__WHAT YOU WILL DO__:
Your task is to repeat the entries word for word while leaving out the pictures.

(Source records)

╔══

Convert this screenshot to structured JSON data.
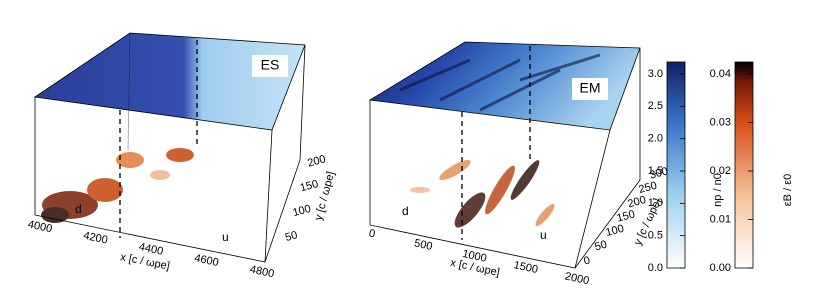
{
  "panels": [
    {
      "label": "ES",
      "x_axis": {
        "label": "x [c / ωpe]",
        "ticks": [
          "4000",
          "4200",
          "4400",
          "4600",
          "4800"
        ]
      },
      "y_axis": {
        "label": "y [c / ωpe]",
        "ticks": [
          "50",
          "100",
          "150",
          "200"
        ]
      },
      "regions": [
        "d",
        "u"
      ]
    },
    {
      "label": "EM",
      "x_axis": {
        "label": "x [c / ωpe]",
        "ticks": [
          "0",
          "500",
          "1000",
          "1500",
          "2000"
        ]
      },
      "y_axis": {
        "label": "y [c / ωpe]",
        "ticks": [
          "0",
          "50",
          "100",
          "150",
          "200",
          "250",
          "300"
        ]
      },
      "regions": [
        "d",
        "u"
      ]
    }
  ],
  "colorbars": [
    {
      "label": "np / n0",
      "ticks": [
        "0.0",
        "0.5",
        "1.0",
        "1.5",
        "2.0",
        "2.5",
        "3.0"
      ]
    },
    {
      "label": "εB / ε0",
      "ticks": [
        "0.00",
        "0.01",
        "0.02",
        "0.03",
        "0.04"
      ]
    }
  ]
}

╚══

__RIGHT ANSWER__:
Convert this screenshot to structured JSON data.
{
  "panels": [
    {
      "label": "ES",
      "x_axis": {
        "label": "x [c / ωpe]",
        "ticks": [
          "4000",
          "4200",
          "4400",
          "4600",
          "4800"
        ]
      },
      "y_axis": {
        "label": "y [c / ωpe]",
        "ticks": [
          "50",
          "100",
          "150",
          "200"
        ]
      },
      "regions": [
        "d",
        "u"
      ]
    },
    {
      "label": "EM",
      "x_axis": {
        "label": "x [c / ωpe]",
        "ticks": [
          "0",
          "500",
          "1000",
          "1500",
          "2000"
        ]
      },
      "y_axis": {
        "label": "y [c / ωpe]",
        "ticks": [
          "0",
          "50",
          "100",
          "150",
          "200",
          "250",
          "300"
        ]
      },
      "regions": [
        "d",
        "u"
      ]
    }
  ],
  "colorbars": [
    {
      "label": "np / n0",
      "ticks": [
        "0.0",
        "0.5",
        "1.0",
        "1.5",
        "2.0",
        "2.5",
        "3.0"
      ]
    },
    {
      "label": "εB / ε0",
      "ticks": [
        "0.00",
        "0.01",
        "0.02",
        "0.03",
        "0.04"
      ]
    }
  ]
}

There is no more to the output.